> DATA FOR PROCESSING
• • • •
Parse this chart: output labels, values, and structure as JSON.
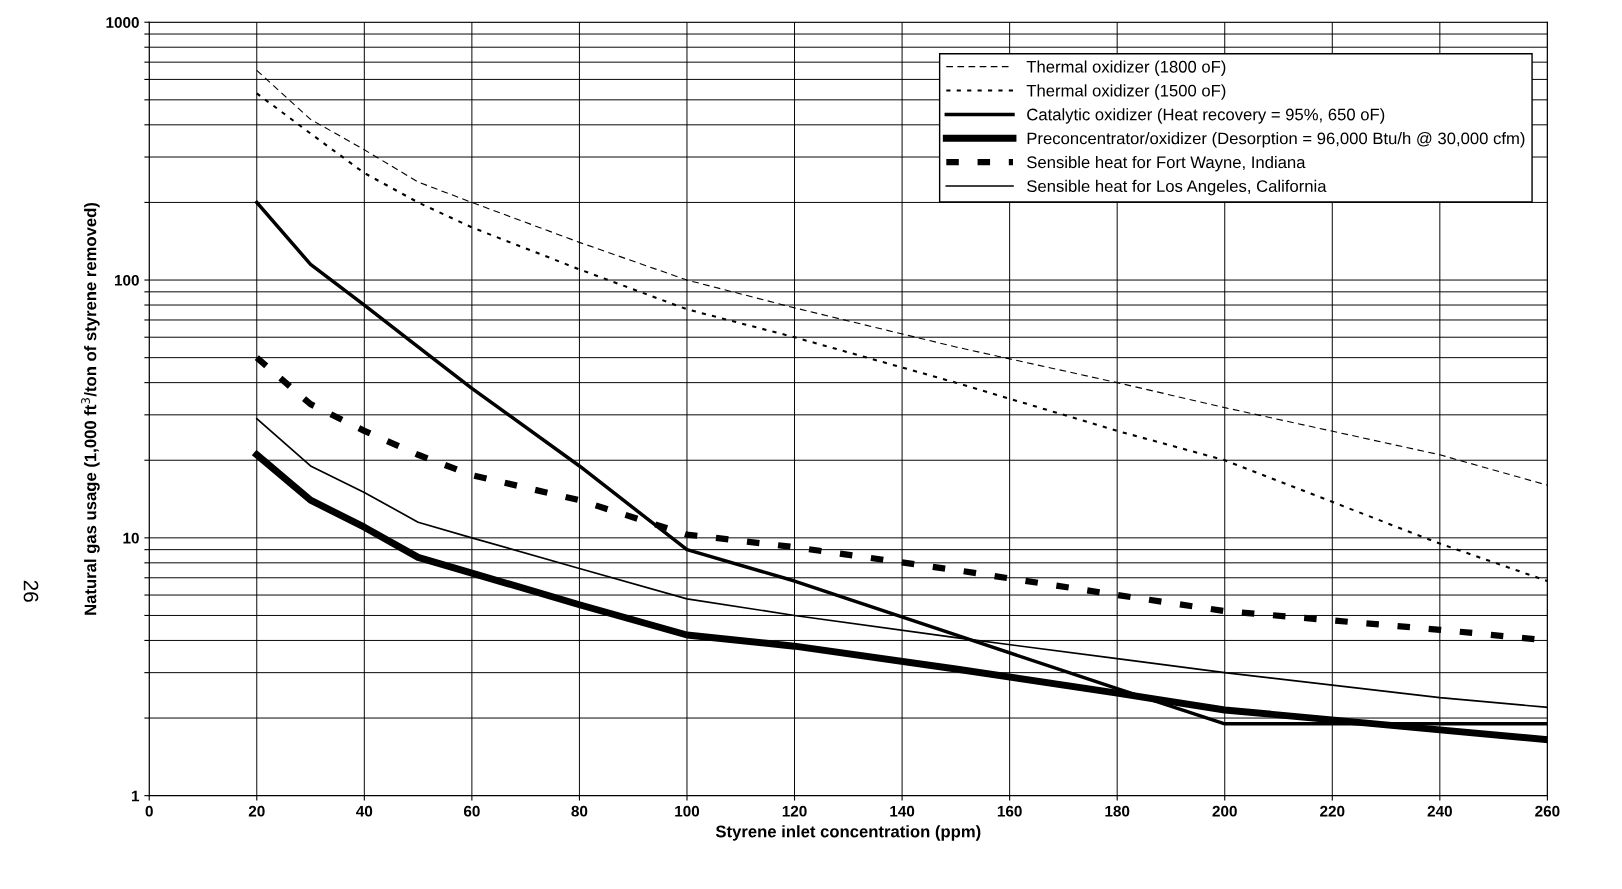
{
  "chart_data": {
    "type": "line",
    "xlabel": "Styrene inlet concentration (ppm)",
    "ylabel": "Natural gas usage (1,000 ft$^{3}$/ton of styrene removed)",
    "x": [
      20,
      30,
      40,
      50,
      60,
      80,
      100,
      120,
      150,
      180,
      200,
      240,
      260
    ],
    "series": [
      {
        "name": "Thermal oxidizer (1800 oF)",
        "color": "#000000",
        "line_style": "dashed",
        "values": [
          650,
          420,
          320,
          240,
          200,
          140,
          100,
          78,
          55,
          40,
          32,
          21,
          16
        ]
      },
      {
        "name": "Thermal oxidizer (1500 oF)",
        "color": "#000000",
        "line_style": "dotted",
        "values": [
          530,
          370,
          260,
          200,
          160,
          110,
          77,
          60,
          40,
          26,
          20,
          9.5,
          6.8
        ]
      },
      {
        "name": "Catalytic oxidizer (Heat recovery = 95%, 650 oF)",
        "color": "#000000",
        "line_style": "solid",
        "values": [
          200,
          115,
          80,
          55,
          38,
          19,
          9,
          6.8,
          4.2,
          2.6,
          1.9,
          1.9,
          1.9
        ]
      },
      {
        "name": "Preconcentrator/oxidizer (Desorption = 96,000 Btu/h @ 30,000 cfm)",
        "color": "#000000",
        "line_style": "solid",
        "values": [
          21,
          14,
          11,
          8.4,
          7.3,
          5.5,
          4.2,
          3.8,
          3.1,
          2.5,
          2.15,
          1.8,
          1.65
        ]
      },
      {
        "name": "Sensible heat for Fort Wayne, Indiana",
        "color": "#000000",
        "line_style": "dashed",
        "values": [
          50,
          33,
          26,
          21,
          17.5,
          14,
          10.3,
          9.2,
          7.5,
          6.0,
          5.2,
          4.4,
          4.0
        ]
      },
      {
        "name": "Sensible heat for Los Angeles, California",
        "color": "#000000",
        "line_style": "solid",
        "values": [
          29,
          19,
          15,
          11.5,
          10,
          7.6,
          5.8,
          5.0,
          4.1,
          3.4,
          3.0,
          2.4,
          2.2
        ]
      }
    ],
    "log": "y",
    "xlim": [
      0,
      260
    ],
    "xticks": [
      0,
      20,
      40,
      60,
      80,
      100,
      120,
      140,
      160,
      180,
      200,
      220,
      240,
      260
    ],
    "ylim": [
      1,
      1000
    ],
    "yticks": [
      1,
      {
        "value": 2,
        "label": null
      },
      {
        "value": 3,
        "label": null
      },
      {
        "value": 4,
        "label": null
      },
      {
        "value": 5,
        "label": null
      },
      {
        "value": 6,
        "label": null
      },
      {
        "value": 7,
        "label": null
      },
      {
        "value": 8,
        "label": null
      },
      {
        "value": 9,
        "label": null
      },
      10,
      {
        "value": 20,
        "label": null
      },
      {
        "value": 30,
        "label": null
      },
      {
        "value": 40,
        "label": null
      },
      {
        "value": 50,
        "label": null
      },
      {
        "value": 60,
        "label": null
      },
      {
        "value": 70,
        "label": null
      },
      {
        "value": 80,
        "label": null
      },
      {
        "value": 90,
        "label": null
      },
      100,
      {
        "value": 200,
        "label": null
      },
      {
        "value": 300,
        "label": null
      },
      {
        "value": 400,
        "label": null
      },
      {
        "value": 500,
        "label": null
      },
      {
        "value": 600,
        "label": null
      },
      {
        "value": 700,
        "label": null
      },
      {
        "value": 800,
        "label": null
      },
      {
        "value": 900,
        "label": null
      },
      1000
    ],
    "grid": true,
    "legend": "top right",
    "annotations": [
      "26"
    ]
  }
}
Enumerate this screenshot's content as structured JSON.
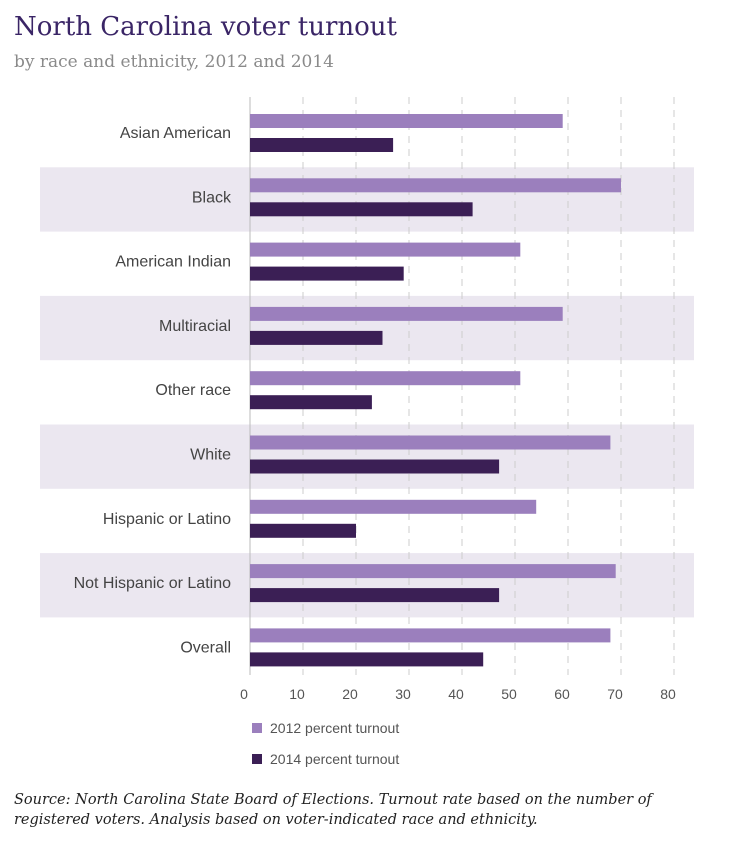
{
  "header": {
    "title": "North Carolina voter turnout",
    "subtitle": "by race and ethnicity, 2012 and 2014"
  },
  "legend": {
    "items": [
      {
        "label": "2012 percent turnout",
        "color": "#9b7fbd"
      },
      {
        "label": "2014 percent turnout",
        "color": "#3b1f55"
      }
    ]
  },
  "source": "Source: North Carolina State Board of Elections. Turnout rate based on the number of registered voters. Analysis based on voter-indicated race and ethnicity.",
  "chart_data": {
    "type": "bar",
    "orientation": "horizontal",
    "title": "North Carolina voter turnout",
    "subtitle": "by race and ethnicity, 2012 and 2014",
    "categories": [
      "Asian American",
      "Black",
      "American Indian",
      "Multiracial",
      "Other race",
      "White",
      "Hispanic or Latino",
      "Not Hispanic or Latino",
      "Overall"
    ],
    "series": [
      {
        "name": "2012 percent turnout",
        "color": "#9b7fbd",
        "values": [
          59,
          70,
          51,
          59,
          51,
          68,
          54,
          69,
          68
        ]
      },
      {
        "name": "2014 percent turnout",
        "color": "#3b1f55",
        "values": [
          27,
          42,
          29,
          25,
          23,
          47,
          20,
          47,
          44
        ]
      }
    ],
    "xlim": [
      0,
      80
    ],
    "xticks": [
      0,
      10,
      20,
      30,
      40,
      50,
      60,
      70,
      80
    ],
    "grid": "vertical dashed",
    "legend_position": "bottom-left",
    "xlabel": "",
    "ylabel": ""
  }
}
• • • •
> GOAL
Retype the whole listing, keeping every line identical and omitting all pictures.

> ANSWER TO THE PROBLEM
Parse this chart: output labels, values, and structure as JSON.
{
  "chart_data": {
    "type": "line",
    "xlabel": "Styrene inlet concentration (ppm)",
    "ylabel": "Natural gas usage (1,000 ft$^{3}$/ton of styrene removed)",
    "x": [
      20,
      30,
      40,
      50,
      60,
      80,
      100,
      120,
      150,
      180,
      200,
      240,
      260
    ],
    "series": [
      {
        "name": "Thermal oxidizer (1800 oF)",
        "color": "#000000",
        "line_style": "dashed",
        "values": [
          650,
          420,
          320,
          240,
          200,
          140,
          100,
          78,
          55,
          40,
          32,
          21,
          16
        ]
      },
      {
        "name": "Thermal oxidizer (1500 oF)",
        "color": "#000000",
        "line_style": "dotted",
        "values": [
          530,
          370,
          260,
          200,
          160,
          110,
          77,
          60,
          40,
          26,
          20,
          9.5,
          6.8
        ]
      },
      {
        "name": "Catalytic oxidizer (Heat recovery = 95%, 650 oF)",
        "color": "#000000",
        "line_style": "solid",
        "values": [
          200,
          115,
          80,
          55,
          38,
          19,
          9,
          6.8,
          4.2,
          2.6,
          1.9,
          1.9,
          1.9
        ]
      },
      {
        "name": "Preconcentrator/oxidizer (Desorption = 96,000 Btu/h @ 30,000 cfm)",
        "color": "#000000",
        "line_style": "solid",
        "values": [
          21,
          14,
          11,
          8.4,
          7.3,
          5.5,
          4.2,
          3.8,
          3.1,
          2.5,
          2.15,
          1.8,
          1.65
        ]
      },
      {
        "name": "Sensible heat for Fort Wayne, Indiana",
        "color": "#000000",
        "line_style": "dashed",
        "values": [
          50,
          33,
          26,
          21,
          17.5,
          14,
          10.3,
          9.2,
          7.5,
          6.0,
          5.2,
          4.4,
          4.0
        ]
      },
      {
        "name": "Sensible heat for Los Angeles, California",
        "color": "#000000",
        "line_style": "solid",
        "values": [
          29,
          19,
          15,
          11.5,
          10,
          7.6,
          5.8,
          5.0,
          4.1,
          3.4,
          3.0,
          2.4,
          2.2
        ]
      }
    ],
    "log": "y",
    "xlim": [
      0,
      260
    ],
    "xticks": [
      0,
      20,
      40,
      60,
      80,
      100,
      120,
      140,
      160,
      180,
      200,
      220,
      240,
      260
    ],
    "ylim": [
      1,
      1000
    ],
    "yticks": [
      1,
      {
        "value": 2,
        "label": null
      },
      {
        "value": 3,
        "label": null
      },
      {
        "value": 4,
        "label": null
      },
      {
        "value": 5,
        "label": null
      },
      {
        "value": 6,
        "label": null
      },
      {
        "value": 7,
        "label": null
      },
      {
        "value": 8,
        "label": null
      },
      {
        "value": 9,
        "label": null
      },
      10,
      {
        "value": 20,
        "label": null
      },
      {
        "value": 30,
        "label": null
      },
      {
        "value": 40,
        "label": null
      },
      {
        "value": 50,
        "label": null
      },
      {
        "value": 60,
        "label": null
      },
      {
        "value": 70,
        "label": null
      },
      {
        "value": 80,
        "label": null
      },
      {
        "value": 90,
        "label": null
      },
      100,
      {
        "value": 200,
        "label": null
      },
      {
        "value": 300,
        "label": null
      },
      {
        "value": 400,
        "label": null
      },
      {
        "value": 500,
        "label": null
      },
      {
        "value": 600,
        "label": null
      },
      {
        "value": 700,
        "label": null
      },
      {
        "value": 800,
        "label": null
      },
      {
        "value": 900,
        "label": null
      },
      1000
    ],
    "grid": true,
    "legend": "top right",
    "annotations": [
      "26"
    ]
  }
}
Enumerate this screenshot's content as structured JSON.
{
  "header": {
    "title": "North Carolina voter turnout",
    "subtitle": "by race and ethnicity, 2012 and 2014"
  },
  "legend": {
    "items": [
      {
        "label": "2012 percent turnout",
        "color": "#9b7fbd"
      },
      {
        "label": "2014 percent turnout",
        "color": "#3b1f55"
      }
    ]
  },
  "source": "Source: North Carolina State Board of Elections. Turnout rate based on the number of registered voters. Analysis based on voter-indicated race and ethnicity.",
  "chart_data": {
    "type": "bar",
    "orientation": "horizontal",
    "title": "North Carolina voter turnout",
    "subtitle": "by race and ethnicity, 2012 and 2014",
    "categories": [
      "Asian American",
      "Black",
      "American Indian",
      "Multiracial",
      "Other race",
      "White",
      "Hispanic or Latino",
      "Not Hispanic or Latino",
      "Overall"
    ],
    "series": [
      {
        "name": "2012 percent turnout",
        "color": "#9b7fbd",
        "values": [
          59,
          70,
          51,
          59,
          51,
          68,
          54,
          69,
          68
        ]
      },
      {
        "name": "2014 percent turnout",
        "color": "#3b1f55",
        "values": [
          27,
          42,
          29,
          25,
          23,
          47,
          20,
          47,
          44
        ]
      }
    ],
    "xlim": [
      0,
      80
    ],
    "xticks": [
      0,
      10,
      20,
      30,
      40,
      50,
      60,
      70,
      80
    ],
    "grid": "vertical dashed",
    "legend_position": "bottom-left",
    "xlabel": "",
    "ylabel": ""
  }
}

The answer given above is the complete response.